From the listing below, select every line where the word "PERAN" appears.

Data entries
* BEGIN *

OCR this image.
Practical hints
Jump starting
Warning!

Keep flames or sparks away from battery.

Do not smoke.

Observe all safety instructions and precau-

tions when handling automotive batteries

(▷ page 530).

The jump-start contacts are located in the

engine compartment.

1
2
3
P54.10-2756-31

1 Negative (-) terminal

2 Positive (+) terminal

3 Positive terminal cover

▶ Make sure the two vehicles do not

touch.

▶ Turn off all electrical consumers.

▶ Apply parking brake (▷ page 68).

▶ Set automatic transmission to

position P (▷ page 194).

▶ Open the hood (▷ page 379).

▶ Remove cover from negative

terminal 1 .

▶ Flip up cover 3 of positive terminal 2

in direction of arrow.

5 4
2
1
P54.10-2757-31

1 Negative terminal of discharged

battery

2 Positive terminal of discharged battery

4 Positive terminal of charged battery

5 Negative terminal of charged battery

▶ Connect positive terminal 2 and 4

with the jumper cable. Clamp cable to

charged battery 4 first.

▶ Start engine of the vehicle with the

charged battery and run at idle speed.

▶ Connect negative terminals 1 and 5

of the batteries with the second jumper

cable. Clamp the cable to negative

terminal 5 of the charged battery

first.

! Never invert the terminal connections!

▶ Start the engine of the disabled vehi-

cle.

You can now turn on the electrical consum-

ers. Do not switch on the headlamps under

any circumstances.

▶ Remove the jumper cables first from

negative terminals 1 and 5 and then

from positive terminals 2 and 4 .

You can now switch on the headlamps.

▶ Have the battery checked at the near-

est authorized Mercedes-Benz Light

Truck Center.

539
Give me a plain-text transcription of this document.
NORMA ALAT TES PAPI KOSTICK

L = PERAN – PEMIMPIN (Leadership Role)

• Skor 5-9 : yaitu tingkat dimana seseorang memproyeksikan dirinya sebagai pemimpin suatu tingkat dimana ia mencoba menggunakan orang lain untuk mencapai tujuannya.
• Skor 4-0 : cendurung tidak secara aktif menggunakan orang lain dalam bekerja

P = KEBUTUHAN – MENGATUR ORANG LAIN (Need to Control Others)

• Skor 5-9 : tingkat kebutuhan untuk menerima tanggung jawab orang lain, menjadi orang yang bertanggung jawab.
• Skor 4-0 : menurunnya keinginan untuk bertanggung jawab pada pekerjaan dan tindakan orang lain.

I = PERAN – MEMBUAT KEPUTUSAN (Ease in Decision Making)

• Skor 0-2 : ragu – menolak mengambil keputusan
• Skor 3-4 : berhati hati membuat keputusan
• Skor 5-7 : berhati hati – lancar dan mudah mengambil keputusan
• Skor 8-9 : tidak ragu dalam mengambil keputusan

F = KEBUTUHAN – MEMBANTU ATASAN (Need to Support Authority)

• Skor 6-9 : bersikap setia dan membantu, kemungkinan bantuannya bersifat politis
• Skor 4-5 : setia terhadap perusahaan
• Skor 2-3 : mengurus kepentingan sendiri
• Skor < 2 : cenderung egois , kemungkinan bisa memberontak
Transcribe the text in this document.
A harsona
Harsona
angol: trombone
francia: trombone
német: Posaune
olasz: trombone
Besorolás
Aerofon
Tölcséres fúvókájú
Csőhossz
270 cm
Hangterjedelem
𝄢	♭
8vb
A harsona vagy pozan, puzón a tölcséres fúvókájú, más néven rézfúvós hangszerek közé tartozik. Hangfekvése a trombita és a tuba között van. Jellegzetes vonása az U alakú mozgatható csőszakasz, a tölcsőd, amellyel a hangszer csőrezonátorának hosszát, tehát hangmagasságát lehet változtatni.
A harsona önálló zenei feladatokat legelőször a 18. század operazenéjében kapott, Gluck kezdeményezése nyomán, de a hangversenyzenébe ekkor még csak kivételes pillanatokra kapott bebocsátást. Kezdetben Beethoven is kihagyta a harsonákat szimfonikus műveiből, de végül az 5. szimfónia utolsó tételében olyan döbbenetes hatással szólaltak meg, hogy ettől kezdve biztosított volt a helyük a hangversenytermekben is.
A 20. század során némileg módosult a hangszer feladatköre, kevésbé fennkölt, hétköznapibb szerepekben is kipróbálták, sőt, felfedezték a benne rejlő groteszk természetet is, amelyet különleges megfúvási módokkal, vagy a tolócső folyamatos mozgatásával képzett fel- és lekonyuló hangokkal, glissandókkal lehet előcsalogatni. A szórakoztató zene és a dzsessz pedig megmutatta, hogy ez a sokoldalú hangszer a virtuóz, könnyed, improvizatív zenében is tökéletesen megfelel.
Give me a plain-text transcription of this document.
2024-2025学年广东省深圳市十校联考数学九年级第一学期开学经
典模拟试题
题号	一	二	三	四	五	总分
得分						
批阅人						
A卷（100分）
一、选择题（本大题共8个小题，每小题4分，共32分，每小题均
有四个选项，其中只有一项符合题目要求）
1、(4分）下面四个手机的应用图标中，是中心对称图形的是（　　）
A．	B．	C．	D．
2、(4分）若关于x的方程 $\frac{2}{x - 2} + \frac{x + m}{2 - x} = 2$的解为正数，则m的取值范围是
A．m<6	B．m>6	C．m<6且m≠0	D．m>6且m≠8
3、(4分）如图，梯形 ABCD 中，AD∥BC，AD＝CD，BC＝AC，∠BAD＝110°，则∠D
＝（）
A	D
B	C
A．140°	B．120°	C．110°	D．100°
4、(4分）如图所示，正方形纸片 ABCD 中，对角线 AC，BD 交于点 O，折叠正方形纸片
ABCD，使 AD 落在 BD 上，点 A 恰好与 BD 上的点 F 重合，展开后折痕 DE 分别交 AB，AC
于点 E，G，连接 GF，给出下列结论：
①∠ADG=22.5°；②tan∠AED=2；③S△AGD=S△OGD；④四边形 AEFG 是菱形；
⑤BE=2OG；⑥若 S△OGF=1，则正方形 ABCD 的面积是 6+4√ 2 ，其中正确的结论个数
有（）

* END *

• **ANSWER FOR THE TASK**
L = PERAN – PEMIMPIN (Leadership Role)
I = PERAN – MEMBUAT KEPUTUSAN (Ease in Decision Making)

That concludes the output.